YOUR GOAL: Your task is to print all of the material verbatim.

↓

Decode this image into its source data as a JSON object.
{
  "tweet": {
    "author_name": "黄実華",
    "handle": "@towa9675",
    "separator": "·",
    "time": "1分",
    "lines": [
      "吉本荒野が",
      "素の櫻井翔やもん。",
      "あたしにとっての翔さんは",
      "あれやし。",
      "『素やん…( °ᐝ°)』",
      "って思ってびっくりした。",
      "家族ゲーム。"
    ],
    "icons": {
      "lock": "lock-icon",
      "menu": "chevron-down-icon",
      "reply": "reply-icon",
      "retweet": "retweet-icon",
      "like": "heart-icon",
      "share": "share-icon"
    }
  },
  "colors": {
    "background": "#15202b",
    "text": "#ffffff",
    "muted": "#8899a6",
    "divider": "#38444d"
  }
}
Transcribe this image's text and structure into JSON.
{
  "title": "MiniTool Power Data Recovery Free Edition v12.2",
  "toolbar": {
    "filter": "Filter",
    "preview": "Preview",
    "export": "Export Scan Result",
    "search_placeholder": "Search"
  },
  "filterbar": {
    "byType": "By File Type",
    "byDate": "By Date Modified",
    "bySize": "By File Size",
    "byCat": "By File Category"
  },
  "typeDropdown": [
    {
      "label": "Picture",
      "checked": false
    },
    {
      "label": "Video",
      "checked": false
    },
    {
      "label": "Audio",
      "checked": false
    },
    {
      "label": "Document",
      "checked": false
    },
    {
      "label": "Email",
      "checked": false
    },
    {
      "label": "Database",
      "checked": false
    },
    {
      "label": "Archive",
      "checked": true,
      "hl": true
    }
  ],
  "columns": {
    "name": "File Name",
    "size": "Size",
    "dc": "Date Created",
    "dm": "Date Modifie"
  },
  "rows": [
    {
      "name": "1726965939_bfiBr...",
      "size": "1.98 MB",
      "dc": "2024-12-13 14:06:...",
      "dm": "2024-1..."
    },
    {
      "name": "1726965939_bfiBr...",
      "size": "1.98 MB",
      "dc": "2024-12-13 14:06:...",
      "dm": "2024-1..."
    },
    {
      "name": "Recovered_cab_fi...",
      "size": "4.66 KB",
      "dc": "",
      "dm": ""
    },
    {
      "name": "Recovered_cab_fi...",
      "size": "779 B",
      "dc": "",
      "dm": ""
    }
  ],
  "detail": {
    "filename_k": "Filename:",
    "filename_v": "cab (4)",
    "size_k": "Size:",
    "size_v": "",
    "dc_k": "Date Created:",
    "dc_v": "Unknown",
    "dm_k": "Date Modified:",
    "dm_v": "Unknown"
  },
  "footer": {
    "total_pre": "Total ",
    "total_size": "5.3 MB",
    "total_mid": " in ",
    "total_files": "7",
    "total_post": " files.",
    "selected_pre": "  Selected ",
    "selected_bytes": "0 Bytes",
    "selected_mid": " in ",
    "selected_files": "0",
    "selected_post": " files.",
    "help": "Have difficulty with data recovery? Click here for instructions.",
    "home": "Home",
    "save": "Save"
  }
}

↑

COMPLETED EXERCISE:
Decode this image into its source data as a JSON object.
{
  "tweet": {
    "author_name": "黄実華",
    "handle": "@towa9675",
    "separator": "·",
    "time": "1分",
    "lines": [
      "吉本荒野が",
      "素の櫻井翔やもん。",
      "あたしにとっての翔さんは",
      "あれやし。",
      "『素やん…( °ᐝ°)』",
      "って思ってびっくりした。",
      "家族ゲーム。"
    ],
    "icons": {
      "lock": "lock-icon",
      "menu": "chevron-down-icon",
      "reply": "reply-icon",
      "retweet": "retweet-icon",
      "like": "heart-icon",
      "share": "share-icon"
    }
  },
  "colors": {
    "background": "#15202b",
    "text": "#ffffff",
    "muted": "#8899a6",
    "divider": "#38444d"
  }
}
Transcribe this image's text and structure into JSON.
{
  "title": "MiniTool Power Data Recovery Free Edition v12.2",
  "toolbar": {
    "filter": "Filter",
    "preview": "Preview",
    "export": "Export Scan Result",
    "search_placeholder": "Search"
  },
  "filterbar": {
    "byType": "By File Type",
    "byDate": "By Date Modified",
    "bySize": "By File Size",
    "byCat": "By File Category"
  },
  "typeDropdown": [
    {
      "label": "Picture",
      "checked": false
    },
    {
      "label": "Video",
      "checked": false
    },
    {
      "label": "Audio",
      "checked": false
    },
    {
      "label": "Document",
      "checked": false
    },
    {
      "label": "Email",
      "checked": false
    },
    {
      "label": "Database",
      "checked": false
    },
    {
      "label": "Archive",
      "checked": true,
      "hl": true
    }
  ],
  "columns": {
    "name": "File Name",
    "size": "Size",
    "dc": "Date Created",
    "dm": "Date Modifie"
  },
  "rows": [
    {
      "name": "1726965939_bfiBr...",
      "size": "1.98 MB",
      "dc": "2024-12-13 14:06:...",
      "dm": "2024-1..."
    },
    {
      "name": "1726965939_bfiBr...",
      "size": "1.98 MB",
      "dc": "2024-12-13 14:06:...",
      "dm": "2024-1..."
    },
    {
      "name": "Recovered_cab_fi...",
      "size": "4.66 KB",
      "dc": "",
      "dm": ""
    },
    {
      "name": "Recovered_cab_fi...",
      "size": "779 B",
      "dc": "",
      "dm": ""
    }
  ],
  "detail": {
    "filename_k": "Filename:",
    "filename_v": "cab (4)",
    "size_k": "Size:",
    "size_v": "",
    "dc_k": "Date Created:",
    "dc_v": "Unknown",
    "dm_k": "Date Modified:",
    "dm_v": "Unknown"
  },
  "footer": {
    "total_pre": "Total ",
    "total_size": "5.3 MB",
    "total_mid": " in ",
    "total_files": "7",
    "total_post": " files.",
    "selected_pre": "  Selected ",
    "selected_bytes": "0 Bytes",
    "selected_mid": " in ",
    "selected_files": "0",
    "selected_post": " files.",
    "help": "Have difficulty with data recovery? Click here for instructions.",
    "home": "Home",
    "save": "Save"
  }
}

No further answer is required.